Excerpt provided:
** BEGIN **
RESTRICTED SHARE AGREEMENT UNDER THE KNOLL INC.
EXHIBIT 10.31
Performance Vesting
UNDER THE
XXXXX INC.
2010 STOCK INCENTIVE PLAN
THIS AGREEMENT is made effective as of the day of , 20 (the “Grant Date”), between Xxxxx, Inc., a Delaware corporation (the “Company”), and (the “Grantee”). Except as otherwise specifically provided herein, capitalized terms used herein shall have the meanings attributed thereto in the Xxxxx, Inc. 2010 Stock Incentive Plan (the “Plan”). All references to employment and termination of employment herein shall also relate to any consulting relationship, directorship or similar relationship between the Company or a Subsidiary and the Grantee, and the termination thereof.
WHEREAS, pursuant to the Plan, the Company desires to grant the Grantee Restricted Shares on the terms and conditions set forth herein.
NOW, THEREFORE, in consideration of the mutual covenants hereinafter set forth and for other good and valuable consideration, the receipt and adequacy of which is hereby acknowledged, the parties hereto agree as follows:
1. Grant of Restricted Shares. The Company hereby grants to the Grantee Restricted Shares (the “Restricted Shares”) on the terms and conditions set forth herein. The Restricted Shares granted hereunder shall be registered in the Grantee’s name, but the certificates evidencing such Restricted Shares shall be appropriately legended and retained by the Company during the period prior to the vesting of such shares as set forth in Section 3 hereof (the “Restriction Period”). Upon request, the Grantee shall execute a stock power, in blank, with respect to such Restricted Shares and deliver the same to the Company. The Grantee expressly acknowledges receipt of a copy of the Plan and agrees to be bound by all of the provisions of this Agreement and the Plan.
** END **
Problem details:
Repeat word for word everything in the restricted share agreement from "EXHIBIT 10.31" down to "the termination thereof.". The records that come next were taken from a separate source and are unrelated to the agreement.

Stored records
** BEGIN **
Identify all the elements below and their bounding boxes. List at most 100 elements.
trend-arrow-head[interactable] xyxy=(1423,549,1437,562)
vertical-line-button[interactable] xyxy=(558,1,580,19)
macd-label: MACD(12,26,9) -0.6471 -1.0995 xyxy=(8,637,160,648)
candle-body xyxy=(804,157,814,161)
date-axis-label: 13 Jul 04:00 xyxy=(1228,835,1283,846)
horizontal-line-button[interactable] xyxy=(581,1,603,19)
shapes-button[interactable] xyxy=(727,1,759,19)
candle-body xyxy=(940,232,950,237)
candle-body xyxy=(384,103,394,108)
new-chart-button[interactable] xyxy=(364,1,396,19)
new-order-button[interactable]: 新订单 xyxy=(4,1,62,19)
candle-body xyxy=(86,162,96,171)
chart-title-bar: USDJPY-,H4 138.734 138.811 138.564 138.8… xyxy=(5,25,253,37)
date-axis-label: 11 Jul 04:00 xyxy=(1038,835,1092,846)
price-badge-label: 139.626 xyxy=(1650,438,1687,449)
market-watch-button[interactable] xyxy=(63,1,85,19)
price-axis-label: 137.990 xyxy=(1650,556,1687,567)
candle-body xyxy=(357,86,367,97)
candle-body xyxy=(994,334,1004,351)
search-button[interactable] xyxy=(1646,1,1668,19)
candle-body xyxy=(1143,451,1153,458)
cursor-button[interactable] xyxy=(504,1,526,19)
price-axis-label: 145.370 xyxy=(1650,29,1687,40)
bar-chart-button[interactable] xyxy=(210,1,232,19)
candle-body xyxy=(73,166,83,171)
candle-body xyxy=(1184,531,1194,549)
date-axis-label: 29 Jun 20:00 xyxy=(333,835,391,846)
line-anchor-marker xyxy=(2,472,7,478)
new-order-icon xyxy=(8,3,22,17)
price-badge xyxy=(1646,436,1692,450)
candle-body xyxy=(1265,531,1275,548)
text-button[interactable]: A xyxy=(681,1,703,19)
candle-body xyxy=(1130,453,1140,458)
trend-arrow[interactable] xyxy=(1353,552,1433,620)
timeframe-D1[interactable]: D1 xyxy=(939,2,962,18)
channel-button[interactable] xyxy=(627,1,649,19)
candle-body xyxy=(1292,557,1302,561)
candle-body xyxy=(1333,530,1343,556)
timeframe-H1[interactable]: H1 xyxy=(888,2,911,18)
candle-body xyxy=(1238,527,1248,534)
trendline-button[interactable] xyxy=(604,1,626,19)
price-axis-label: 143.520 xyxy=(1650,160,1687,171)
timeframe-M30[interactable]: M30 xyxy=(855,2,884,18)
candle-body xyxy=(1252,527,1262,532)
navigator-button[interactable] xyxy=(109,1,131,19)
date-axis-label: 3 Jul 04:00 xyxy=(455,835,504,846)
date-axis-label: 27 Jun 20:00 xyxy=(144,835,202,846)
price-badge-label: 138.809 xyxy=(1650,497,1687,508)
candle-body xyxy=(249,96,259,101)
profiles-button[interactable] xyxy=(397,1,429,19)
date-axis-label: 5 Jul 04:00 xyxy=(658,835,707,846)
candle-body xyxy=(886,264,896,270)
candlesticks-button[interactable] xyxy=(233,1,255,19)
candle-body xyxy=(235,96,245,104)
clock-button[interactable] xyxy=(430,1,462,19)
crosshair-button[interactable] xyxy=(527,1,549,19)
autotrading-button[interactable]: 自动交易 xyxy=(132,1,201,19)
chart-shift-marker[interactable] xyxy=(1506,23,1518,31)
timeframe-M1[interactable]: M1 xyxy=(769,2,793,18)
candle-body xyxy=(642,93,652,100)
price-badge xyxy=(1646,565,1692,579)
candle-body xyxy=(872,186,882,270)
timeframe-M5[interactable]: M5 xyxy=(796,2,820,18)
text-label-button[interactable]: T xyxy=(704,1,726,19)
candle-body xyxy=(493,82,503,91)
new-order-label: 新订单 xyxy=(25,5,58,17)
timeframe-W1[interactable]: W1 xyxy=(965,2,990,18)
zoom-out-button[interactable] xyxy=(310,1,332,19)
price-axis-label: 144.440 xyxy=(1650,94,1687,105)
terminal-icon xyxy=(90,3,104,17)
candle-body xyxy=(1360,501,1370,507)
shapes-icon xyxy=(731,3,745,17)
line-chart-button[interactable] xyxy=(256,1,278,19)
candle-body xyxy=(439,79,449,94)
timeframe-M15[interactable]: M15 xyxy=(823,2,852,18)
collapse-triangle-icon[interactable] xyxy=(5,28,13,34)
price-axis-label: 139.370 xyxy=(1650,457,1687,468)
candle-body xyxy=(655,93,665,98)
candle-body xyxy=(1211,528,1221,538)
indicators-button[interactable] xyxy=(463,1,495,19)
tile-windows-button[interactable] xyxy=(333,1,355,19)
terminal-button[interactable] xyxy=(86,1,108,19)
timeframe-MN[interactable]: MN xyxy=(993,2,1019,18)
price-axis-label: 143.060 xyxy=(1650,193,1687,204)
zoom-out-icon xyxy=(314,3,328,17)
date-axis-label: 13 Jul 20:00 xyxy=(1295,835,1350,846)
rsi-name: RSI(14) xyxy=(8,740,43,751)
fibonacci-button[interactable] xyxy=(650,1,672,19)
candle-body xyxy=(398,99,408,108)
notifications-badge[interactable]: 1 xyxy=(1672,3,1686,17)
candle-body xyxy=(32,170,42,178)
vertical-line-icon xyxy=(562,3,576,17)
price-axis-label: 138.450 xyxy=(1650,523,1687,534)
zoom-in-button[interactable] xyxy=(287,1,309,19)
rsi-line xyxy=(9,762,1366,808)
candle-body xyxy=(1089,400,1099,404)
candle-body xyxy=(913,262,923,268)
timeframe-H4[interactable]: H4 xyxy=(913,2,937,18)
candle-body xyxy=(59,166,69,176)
** END **
Answer below:
EXHIBIT 10.31
Performance Vesting
UNDER THE
XXXXX INC.
2010 STOCK INCENTIVE PLAN
THIS AGREEMENT is made effective as of the day of , 20 (the “Grant Date”), between Xxxxx, Inc., a Delaware corporation (the “Company”), and (the “Grantee”). Except as otherwise specifically provided herein, capitalized terms used herein shall have the meanings attributed thereto in the Xxxxx, Inc. 2010 Stock Incentive Plan (the “Plan”). All references to employment and termination of employment herein shall also relate to any consulting relationship, directorship or similar relationship between the Company or a Subsidiary and the Grantee, and the termination thereof.